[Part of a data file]
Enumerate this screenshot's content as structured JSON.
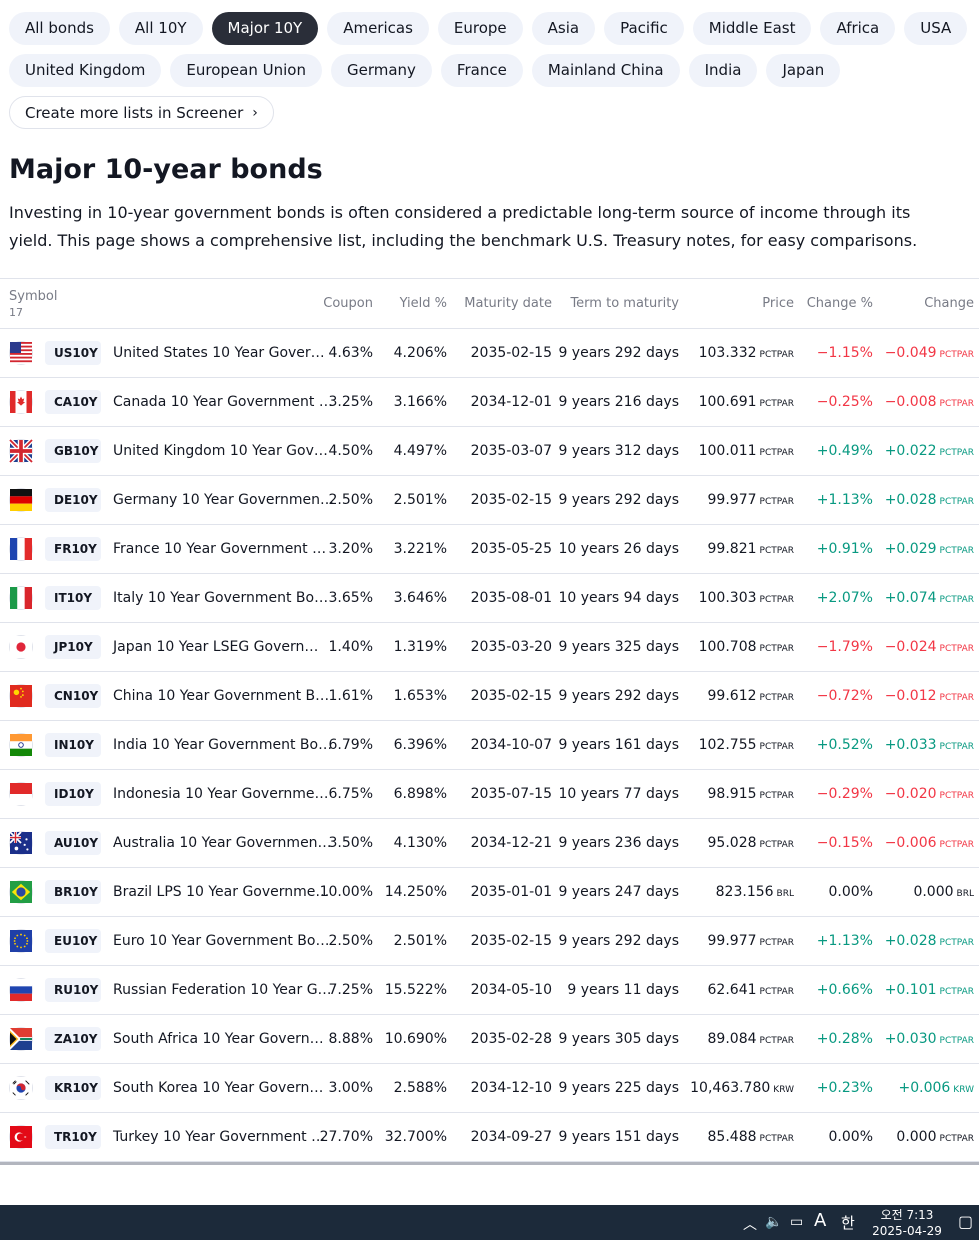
{
  "chips_row1": [
    "All bonds",
    "All 10Y",
    "Major 10Y",
    "Americas",
    "Europe",
    "Asia",
    "Pacific",
    "Middle East",
    "Africa",
    "USA"
  ],
  "chips_row2": [
    "United Kingdom",
    "European Union",
    "Germany",
    "France",
    "Mainland China",
    "India",
    "Japan"
  ],
  "active_chip": "Major 10Y",
  "screener_label": "Create more lists in Screener",
  "title": "Major 10-year bonds",
  "description": "Investing in 10-year government bonds is often considered a predictable long-term source of income through its yield. This page shows a comprehensive list, including the benchmark U.S. Treasury notes, for easy comparisons.",
  "headers": {
    "symbol": "Symbol",
    "count": "17",
    "coupon": "Coupon",
    "yield": "Yield %",
    "maturity": "Maturity date",
    "term": "Term to maturity",
    "price": "Price",
    "change_pct": "Change %",
    "change": "Change"
  },
  "rows": [
    {
      "flag": "us",
      "ticker": "US10Y",
      "name": "United States 10 Year Gover…",
      "coupon": "4.63%",
      "yield": "4.206%",
      "maturity": "2035-02-15",
      "term": "9 years 292 days",
      "price": "103.332",
      "unit": "PCTPAR",
      "chg_pct": "−1.15%",
      "chg": "−0.049",
      "dir": "neg"
    },
    {
      "flag": "ca",
      "ticker": "CA10Y",
      "name": "Canada 10 Year Government …",
      "coupon": "3.25%",
      "yield": "3.166%",
      "maturity": "2034-12-01",
      "term": "9 years 216 days",
      "price": "100.691",
      "unit": "PCTPAR",
      "chg_pct": "−0.25%",
      "chg": "−0.008",
      "dir": "neg"
    },
    {
      "flag": "gb",
      "ticker": "GB10Y",
      "name": "United Kingdom 10 Year Gov…",
      "coupon": "4.50%",
      "yield": "4.497%",
      "maturity": "2035-03-07",
      "term": "9 years 312 days",
      "price": "100.011",
      "unit": "PCTPAR",
      "chg_pct": "+0.49%",
      "chg": "+0.022",
      "dir": "pos"
    },
    {
      "flag": "de",
      "ticker": "DE10Y",
      "name": "Germany 10 Year Governmen…",
      "coupon": "2.50%",
      "yield": "2.501%",
      "maturity": "2035-02-15",
      "term": "9 years 292 days",
      "price": "99.977",
      "unit": "PCTPAR",
      "chg_pct": "+1.13%",
      "chg": "+0.028",
      "dir": "pos"
    },
    {
      "flag": "fr",
      "ticker": "FR10Y",
      "name": "France 10 Year Government …",
      "coupon": "3.20%",
      "yield": "3.221%",
      "maturity": "2035-05-25",
      "term": "10 years 26 days",
      "price": "99.821",
      "unit": "PCTPAR",
      "chg_pct": "+0.91%",
      "chg": "+0.029",
      "dir": "pos"
    },
    {
      "flag": "it",
      "ticker": "IT10Y",
      "name": "Italy 10 Year Government Bo…",
      "coupon": "3.65%",
      "yield": "3.646%",
      "maturity": "2035-08-01",
      "term": "10 years 94 days",
      "price": "100.303",
      "unit": "PCTPAR",
      "chg_pct": "+2.07%",
      "chg": "+0.074",
      "dir": "pos"
    },
    {
      "flag": "jp",
      "ticker": "JP10Y",
      "name": "Japan 10 Year LSEG Govern…",
      "coupon": "1.40%",
      "yield": "1.319%",
      "maturity": "2035-03-20",
      "term": "9 years 325 days",
      "price": "100.708",
      "unit": "PCTPAR",
      "chg_pct": "−1.79%",
      "chg": "−0.024",
      "dir": "neg"
    },
    {
      "flag": "cn",
      "ticker": "CN10Y",
      "name": "China 10 Year Government B…",
      "coupon": "1.61%",
      "yield": "1.653%",
      "maturity": "2035-02-15",
      "term": "9 years 292 days",
      "price": "99.612",
      "unit": "PCTPAR",
      "chg_pct": "−0.72%",
      "chg": "−0.012",
      "dir": "neg"
    },
    {
      "flag": "in",
      "ticker": "IN10Y",
      "name": "India 10 Year Government Bo…",
      "coupon": "6.79%",
      "yield": "6.396%",
      "maturity": "2034-10-07",
      "term": "9 years 161 days",
      "price": "102.755",
      "unit": "PCTPAR",
      "chg_pct": "+0.52%",
      "chg": "+0.033",
      "dir": "pos"
    },
    {
      "flag": "id",
      "ticker": "ID10Y",
      "name": "Indonesia 10 Year Governme…",
      "coupon": "6.75%",
      "yield": "6.898%",
      "maturity": "2035-07-15",
      "term": "10 years 77 days",
      "price": "98.915",
      "unit": "PCTPAR",
      "chg_pct": "−0.29%",
      "chg": "−0.020",
      "dir": "neg"
    },
    {
      "flag": "au",
      "ticker": "AU10Y",
      "name": "Australia 10 Year Governmen…",
      "coupon": "3.50%",
      "yield": "4.130%",
      "maturity": "2034-12-21",
      "term": "9 years 236 days",
      "price": "95.028",
      "unit": "PCTPAR",
      "chg_pct": "−0.15%",
      "chg": "−0.006",
      "dir": "neg"
    },
    {
      "flag": "br",
      "ticker": "BR10Y",
      "name": "Brazil LPS 10 Year Governme…",
      "coupon": "10.00%",
      "yield": "14.250%",
      "maturity": "2035-01-01",
      "term": "9 years 247 days",
      "price": "823.156",
      "unit": "BRL",
      "chg_pct": "0.00%",
      "chg": "0.000",
      "dir": "neutral"
    },
    {
      "flag": "eu",
      "ticker": "EU10Y",
      "name": "Euro 10 Year Government Bo…",
      "coupon": "2.50%",
      "yield": "2.501%",
      "maturity": "2035-02-15",
      "term": "9 years 292 days",
      "price": "99.977",
      "unit": "PCTPAR",
      "chg_pct": "+1.13%",
      "chg": "+0.028",
      "dir": "pos"
    },
    {
      "flag": "ru",
      "ticker": "RU10Y",
      "name": "Russian Federation 10 Year G…",
      "coupon": "7.25%",
      "yield": "15.522%",
      "maturity": "2034-05-10",
      "term": "9 years 11 days",
      "price": "62.641",
      "unit": "PCTPAR",
      "chg_pct": "+0.66%",
      "chg": "+0.101",
      "dir": "pos"
    },
    {
      "flag": "za",
      "ticker": "ZA10Y",
      "name": "South Africa 10 Year Govern…",
      "coupon": "8.88%",
      "yield": "10.690%",
      "maturity": "2035-02-28",
      "term": "9 years 305 days",
      "price": "89.084",
      "unit": "PCTPAR",
      "chg_pct": "+0.28%",
      "chg": "+0.030",
      "dir": "pos"
    },
    {
      "flag": "kr",
      "ticker": "KR10Y",
      "name": "South Korea 10 Year Govern…",
      "coupon": "3.00%",
      "yield": "2.588%",
      "maturity": "2034-12-10",
      "term": "9 years 225 days",
      "price": "10,463.780",
      "unit": "KRW",
      "chg_pct": "+0.23%",
      "chg": "+0.006",
      "dir": "pos"
    },
    {
      "flag": "tr",
      "ticker": "TR10Y",
      "name": "Turkey 10 Year Government …",
      "coupon": "27.70%",
      "yield": "32.700%",
      "maturity": "2034-09-27",
      "term": "9 years 151 days",
      "price": "85.488",
      "unit": "PCTPAR",
      "chg_pct": "0.00%",
      "chg": "0.000",
      "dir": "neutral"
    }
  ],
  "taskbar": {
    "time": "오전 7:13",
    "date": "2025-04-29",
    "ime_label": "A",
    "ime_mode": "한"
  },
  "colors": {
    "negative": "#f23645",
    "positive": "#089981",
    "chip_active": "#2a2e39",
    "chip": "#f0f3fa"
  }
}
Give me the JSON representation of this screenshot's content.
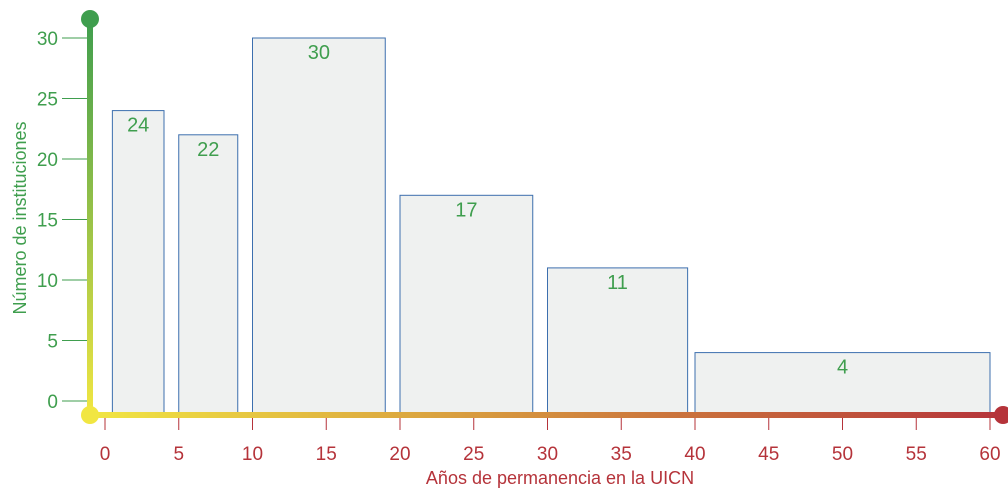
{
  "chart_data": {
    "type": "bar",
    "xlabel": "Años de permanencia en la UICN",
    "ylabel": "Número de instituciones",
    "xlim": [
      0,
      60
    ],
    "ylim": [
      0,
      30
    ],
    "x_ticks": [
      "0",
      "5",
      "10",
      "15",
      "20",
      "25",
      "30",
      "35",
      "40",
      "45",
      "50",
      "55",
      "60"
    ],
    "y_ticks": [
      "0",
      "5",
      "10",
      "15",
      "20",
      "25",
      "30"
    ],
    "bars": [
      {
        "x_start": 0.5,
        "x_end": 4,
        "value": 24,
        "label": "24"
      },
      {
        "x_start": 5,
        "x_end": 9,
        "value": 22,
        "label": "22"
      },
      {
        "x_start": 10,
        "x_end": 19,
        "value": 30,
        "label": "30"
      },
      {
        "x_start": 20,
        "x_end": 29,
        "value": 17,
        "label": "17"
      },
      {
        "x_start": 30,
        "x_end": 39.5,
        "value": 11,
        "label": "11"
      },
      {
        "x_start": 40,
        "x_end": 60,
        "value": 4,
        "label": "4"
      }
    ],
    "grid": false,
    "colors": {
      "bar_fill": "#eff1f0",
      "bar_stroke": "#3c6fae",
      "y_axis_color": "#3f9e4e",
      "x_axis_color": "#b5333a",
      "axis_start_color": "#f1e642"
    }
  }
}
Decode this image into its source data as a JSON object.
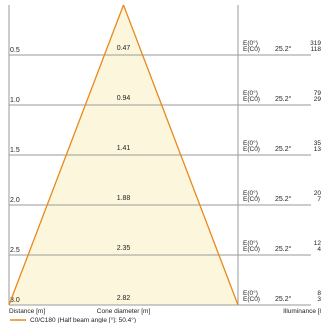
{
  "chart_data": {
    "type": "area",
    "footer": {
      "xlabel": "Distance [m]",
      "center_label": "Cone diameter [m]",
      "right_label": "Illuminance [l"
    },
    "legend": {
      "label": "C0/C180 (Half beam angle [°]: 50.4°)",
      "color": "#e8891b"
    },
    "colors": {
      "cone_fill": "#fcf6dd",
      "cone_line": "#e8891b",
      "grid": "#9a9a9a"
    },
    "rows": [
      {
        "distance": "0.5",
        "diameter": "0.47",
        "e0_label": "E(0°)",
        "ec0_label": "E(C0)",
        "angle": "25.2°",
        "e0": "319",
        "ec0": "118"
      },
      {
        "distance": "1.0",
        "diameter": "0.94",
        "e0_label": "E(0°)",
        "ec0_label": "E(C0)",
        "angle": "25.2°",
        "e0": "79",
        "ec0": "29"
      },
      {
        "distance": "1.5",
        "diameter": "1.41",
        "e0_label": "E(0°)",
        "ec0_label": "E(C0)",
        "angle": "25.2°",
        "e0": "35",
        "ec0": "13"
      },
      {
        "distance": "2.0",
        "diameter": "1.88",
        "e0_label": "E(0°)",
        "ec0_label": "E(C0)",
        "angle": "25.2°",
        "e0": "20",
        "ec0": "7"
      },
      {
        "distance": "2.5",
        "diameter": "2.35",
        "e0_label": "E(0°)",
        "ec0_label": "E(C0)",
        "angle": "25.2°",
        "e0": "12",
        "ec0": "4"
      },
      {
        "distance": "3.0",
        "diameter": "2.82",
        "e0_label": "E(0°)",
        "ec0_label": "E(C0)",
        "angle": "25.2°",
        "e0": "8",
        "ec0": "3"
      }
    ],
    "max_distance": 3.0,
    "max_diameter": 2.82
  }
}
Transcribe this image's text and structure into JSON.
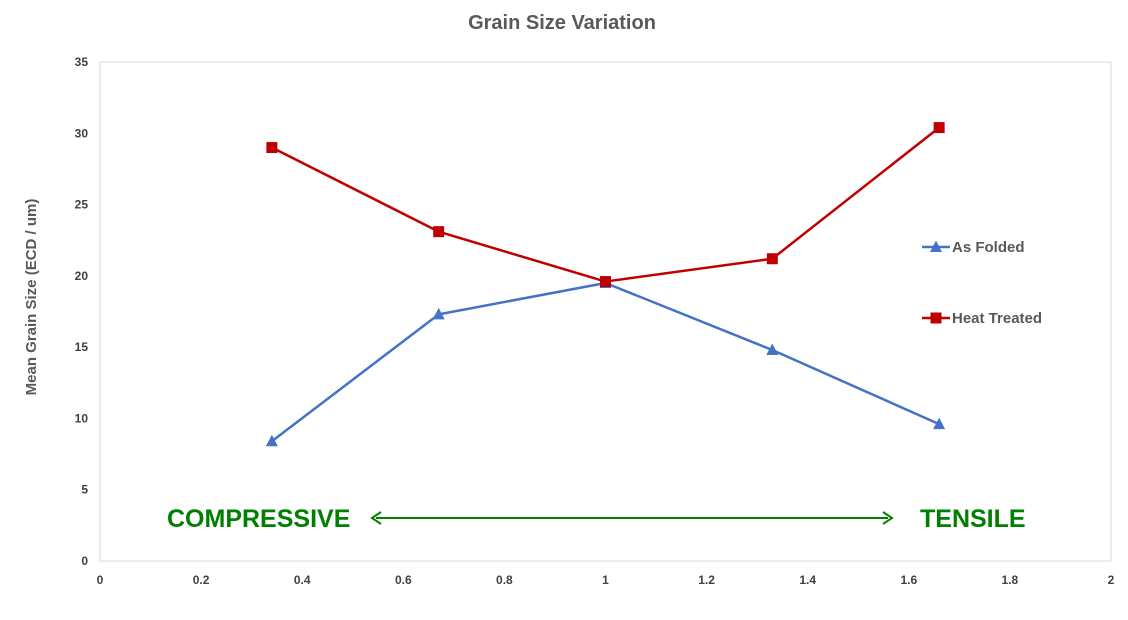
{
  "chart_data": {
    "type": "line",
    "title": "Grain Size Variation",
    "ylabel": "Mean Grain Size (ECD / um)",
    "xlabel": "",
    "xlim": [
      0,
      2
    ],
    "ylim": [
      0,
      35
    ],
    "x_ticks": [
      "0",
      "0.2",
      "0.4",
      "0.6",
      "0.8",
      "1",
      "1.2",
      "1.4",
      "1.6",
      "1.8",
      "2"
    ],
    "y_ticks": [
      "0",
      "5",
      "10",
      "15",
      "20",
      "25",
      "30",
      "35"
    ],
    "grid": false,
    "legend_position": "right",
    "series": [
      {
        "name": "As Folded",
        "color": "#4472C4",
        "marker": "triangle",
        "x": [
          0.34,
          0.67,
          1.0,
          1.33,
          1.66
        ],
        "y": [
          8.4,
          17.3,
          19.5,
          14.8,
          9.6
        ]
      },
      {
        "name": "Heat Treated",
        "color": "#C00000",
        "marker": "square",
        "x": [
          0.34,
          0.67,
          1.0,
          1.33,
          1.66
        ],
        "y": [
          29.0,
          23.1,
          19.6,
          21.2,
          30.4
        ]
      }
    ],
    "annotations": {
      "left_label": "COMPRESSIVE",
      "right_label": "TENSILE",
      "arrow_color": "#008000"
    }
  }
}
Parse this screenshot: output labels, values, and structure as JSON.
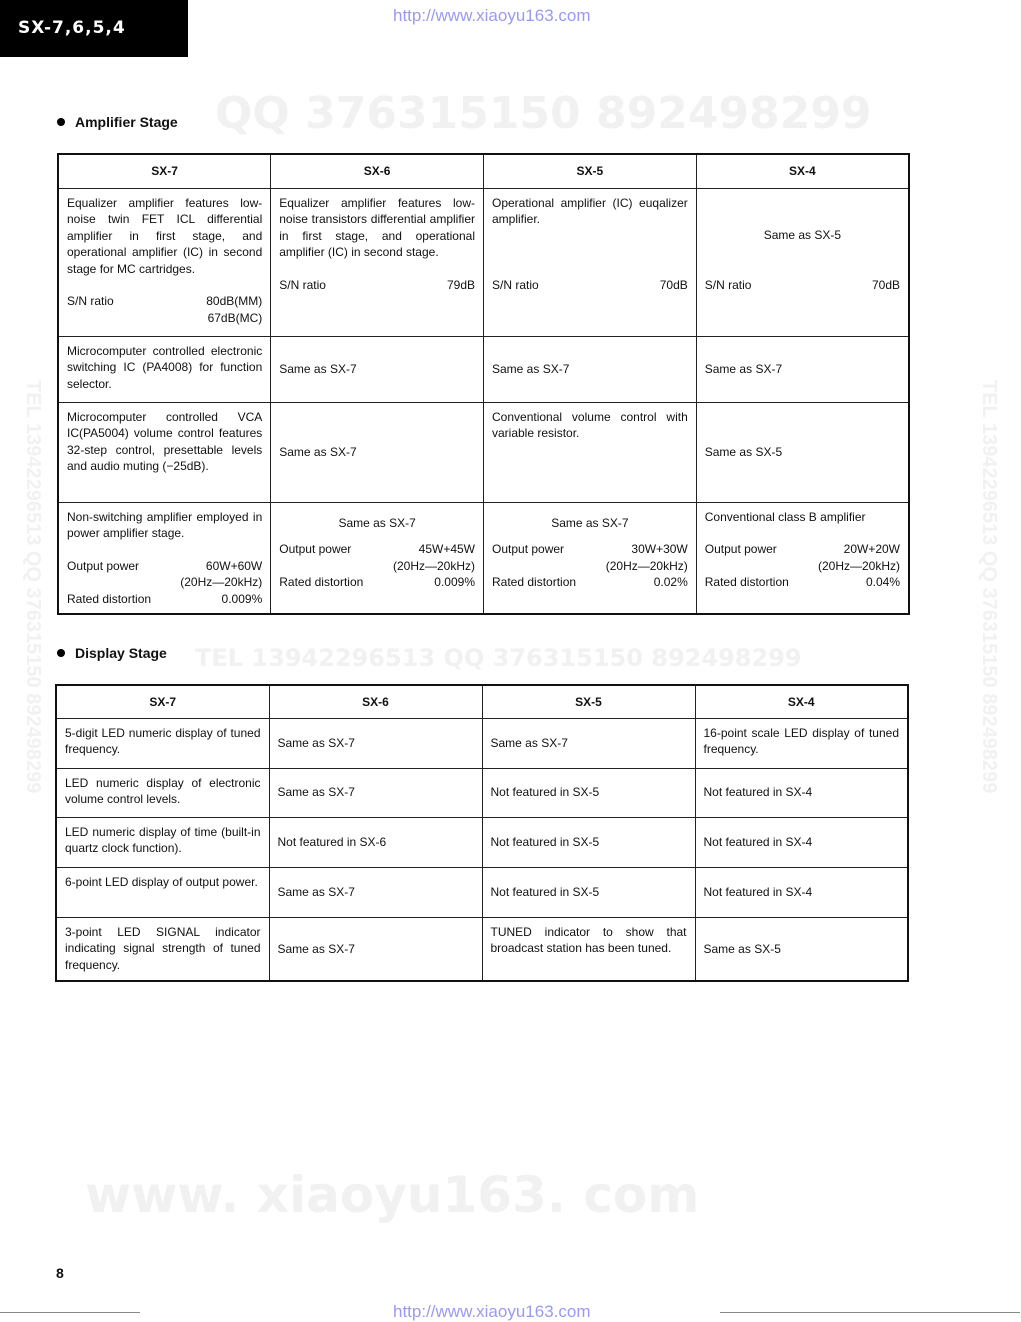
{
  "header": {
    "model_tab": "SX-7,6,5,4",
    "url_top": "http://www.xiaoyu163.com",
    "url_bottom": "http://www.xiaoyu163.com"
  },
  "watermarks": {
    "top": "QQ 376315150   892498299",
    "middle": "TEL 13942296513        QQ 376315150  892498299",
    "bottom": "www. xiaoyu163. com",
    "left_vertical": "TEL 13942296513  QQ 376315150  892498299",
    "right_vertical": "TEL 13942296513  QQ 376315150  892498299"
  },
  "amplifier": {
    "title": "Amplifier Stage",
    "columns": [
      "SX-7",
      "SX-6",
      "SX-5",
      "SX-4"
    ],
    "rows": [
      [
        {
          "text": "Equalizer amplifier features low-noise twin FET ICL differential amplifier in first stage, and operational amplifier (IC) in second stage for MC cartridges.",
          "specs": [
            {
              "label": "S/N ratio",
              "value": [
                "80dB(MM)",
                "67dB(MC)"
              ]
            }
          ]
        },
        {
          "text": "Equalizer amplifier features low-noise transistors differential amplifier in first stage, and operational amplifier (IC) in second stage.",
          "specs": [
            {
              "label": "S/N ratio",
              "value": [
                "79dB"
              ]
            }
          ]
        },
        {
          "text": "Operational amplifier (IC) euqalizer amplifier.",
          "specs": [
            {
              "label": "S/N ratio",
              "value": [
                "70dB"
              ]
            }
          ],
          "spacer": true
        },
        {
          "text": "Same as SX-5",
          "center_text": true,
          "specs": [
            {
              "label": "S/N ratio",
              "value": [
                "70dB"
              ]
            }
          ]
        }
      ],
      [
        {
          "text": "Microcomputer controlled electronic switching IC (PA4008) for function selector."
        },
        {
          "text": "Same as SX-7",
          "center": true
        },
        {
          "text": "Same as SX-7",
          "center": true
        },
        {
          "text": "Same as SX-7",
          "center": true
        }
      ],
      [
        {
          "text": "Microcomputer controlled VCA IC(PA5004) volume control features 32-step control, presettable levels and audio muting (−25dB)."
        },
        {
          "text": "Same as SX-7",
          "center": true
        },
        {
          "text": "Conventional volume control with variable resistor."
        },
        {
          "text": "Same as SX-5",
          "center": true
        }
      ],
      [
        {
          "text": "Non-switching amplifier employed in power amplifier stage.",
          "specs": [
            {
              "label": "Output power",
              "value": [
                "60W+60W",
                "(20Hz—20kHz)"
              ]
            },
            {
              "label": "Rated distortion",
              "value": [
                "0.009%"
              ]
            }
          ]
        },
        {
          "text": "Same as SX-7",
          "center_text": true,
          "specs": [
            {
              "label": "Output power",
              "value": [
                "45W+45W",
                "(20Hz—20kHz)"
              ]
            },
            {
              "label": "Rated distortion",
              "value": [
                "0.009%"
              ]
            }
          ]
        },
        {
          "text": "Same as SX-7",
          "center_text": true,
          "specs": [
            {
              "label": "Output power",
              "value": [
                "30W+30W",
                "(20Hz—20kHz)"
              ]
            },
            {
              "label": "Rated distortion",
              "value": [
                "0.02%"
              ]
            }
          ]
        },
        {
          "text": "Conventional class B amplifier",
          "specs": [
            {
              "label": "Output power",
              "value": [
                "20W+20W",
                "(20Hz—20kHz)"
              ]
            },
            {
              "label": "Rated distortion",
              "value": [
                "0.04%"
              ]
            }
          ]
        }
      ]
    ]
  },
  "display": {
    "title": "Display Stage",
    "columns": [
      "SX-7",
      "SX-6",
      "SX-5",
      "SX-4"
    ],
    "rows": [
      [
        {
          "text": "5-digit LED numeric display of tuned frequency."
        },
        {
          "text": "Same as SX-7",
          "center": true
        },
        {
          "text": "Same as SX-7",
          "center": true
        },
        {
          "text": "16-point scale LED display of tuned frequency."
        }
      ],
      [
        {
          "text": "LED numeric display of electronic volume control levels."
        },
        {
          "text": "Same as SX-7",
          "center": true
        },
        {
          "text": "Not featured in SX-5",
          "center": true
        },
        {
          "text": "Not featured in SX-4",
          "center": true
        }
      ],
      [
        {
          "text": "LED numeric display of time (built-in quartz clock function)."
        },
        {
          "text": "Not featured in SX-6",
          "center": true
        },
        {
          "text": "Not featured in SX-5",
          "center": true
        },
        {
          "text": "Not featured in SX-4",
          "center": true
        }
      ],
      [
        {
          "text": "6-point LED display of output power."
        },
        {
          "text": "Same as SX-7",
          "center": true
        },
        {
          "text": "Not featured in SX-5",
          "center": true
        },
        {
          "text": "Not featured in SX-4",
          "center": true
        }
      ],
      [
        {
          "text": "3-point LED SIGNAL indicator indicating signal strength of tuned frequency."
        },
        {
          "text": "Same as SX-7",
          "center": true
        },
        {
          "text": "TUNED indicator to show that broadcast station has been tuned."
        },
        {
          "text": "Same as SX-5",
          "center": true
        }
      ]
    ]
  },
  "footer": {
    "page_number": "8"
  }
}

▸ Exercise requirements
Report only the number of lines that hold the word "volume".

▸ Answer to this exercise
3